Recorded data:
◆ ◆ ◆ ◆

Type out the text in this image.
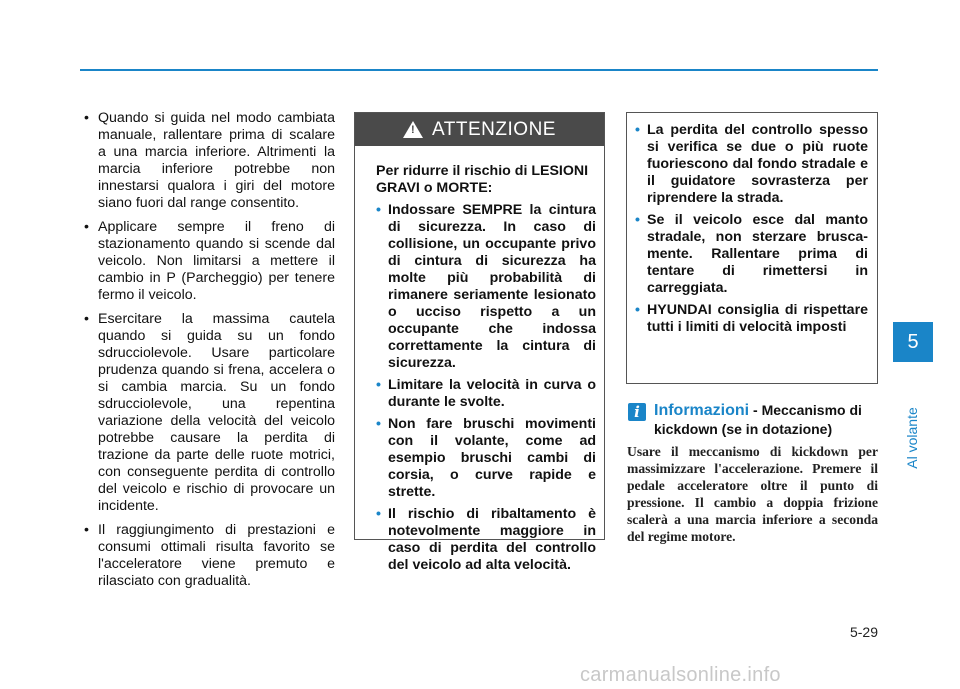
• Quando si guida nel modo cambiata manuale, rallentare prima di scalare a una marcia inferiore. Altrimenti la marcia inferiore potrebbe non innestarsi qualora i giri del motore siano fuori dal range consentito.
• Applicare sempre il freno di stazionamento quando si scende dal veicolo. Non limitarsi a mettere il cambio in P (Parcheggio) per tenere fermo il veicolo.
• Esercitare la massima cautela quando si guida su un fondo sdrucciolevole. Usare particolare prudenza quando si frena, accelera o si cambia marcia. Su un fondo sdrucciolevole, una repentina variazione della velocità del veicolo potrebbe causare la perdita di trazione da parte delle ruote motrici, con conseguente perdita di controllo del veicolo e rischio di provocare un incidente.
• Il raggiungimento di prestazioni e consumi ottimali risulta favorito se l'acceleratore viene premuto e rilasciato con gradualità.
! ATTENZIONE
Per ridurre il rischio di LESIONI GRAVI o MORTE:
• Indossare SEMPRE la cintura di sicurezza. In caso di collisione, un occupante privo di cintura di sicurezza ha molte più probabilità di rimanere seriamente lesionato o ucciso rispetto a un occupante che indossa correttamente la cintura di sicurezza.
• Limitare la velocità in curva o durante le svolte.
• Non fare bruschi movimenti con il volante, come ad esempio bruschi cambi di corsia, o curve rapide e strette.
• Il rischio di ribaltamento è notevolmente maggiore in caso di perdita del controllo del veicolo ad alta velocità.
• La perdita del controllo spesso si verifica se due o più ruote fuoriescono dal fondo stradale e il guidatore sovrasterza per riprendere la strada.
• Se il veicolo esce dal manto stradale, non sterzare brusca-mente. Rallentare prima di tentare di rimettersi in carreggiata.
• HYUNDAI consiglia di rispettare tutti i limiti di velocità imposti
i Informazioni - Meccanismo di kickdown (se in dotazione)
Usare il meccanismo di kickdown per massimizzare l'accelerazione. Premere il pedale acceleratore oltre il punto di pressione. Il cambio a doppia frizione scalerà a una marcia inferiore a seconda del regime motore.
5
Al volante
5-29
carmanualsonline.info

◆ ◆ ◆ ◆

WHAT TO DO: From the listing above, copy every line that holds the string "fondo".

EXERCISE SOLUTION:
• Esercitare la massima cautela quando si guida su un fondo sdrucciolevole. Usare particolare prudenza quando si frena, accelera o si cambia marcia. Su un fondo sdrucciolevole, una repentina variazione della velocità del veicolo potrebbe causare la perdita di trazione da parte delle ruote motrici, con conseguente perdita di controllo del veicolo e rischio di provocare un incidente.
• La perdita del controllo spesso si verifica se due o più ruote fuoriescono dal fondo stradale e il guidatore sovrasterza per riprendere la strada.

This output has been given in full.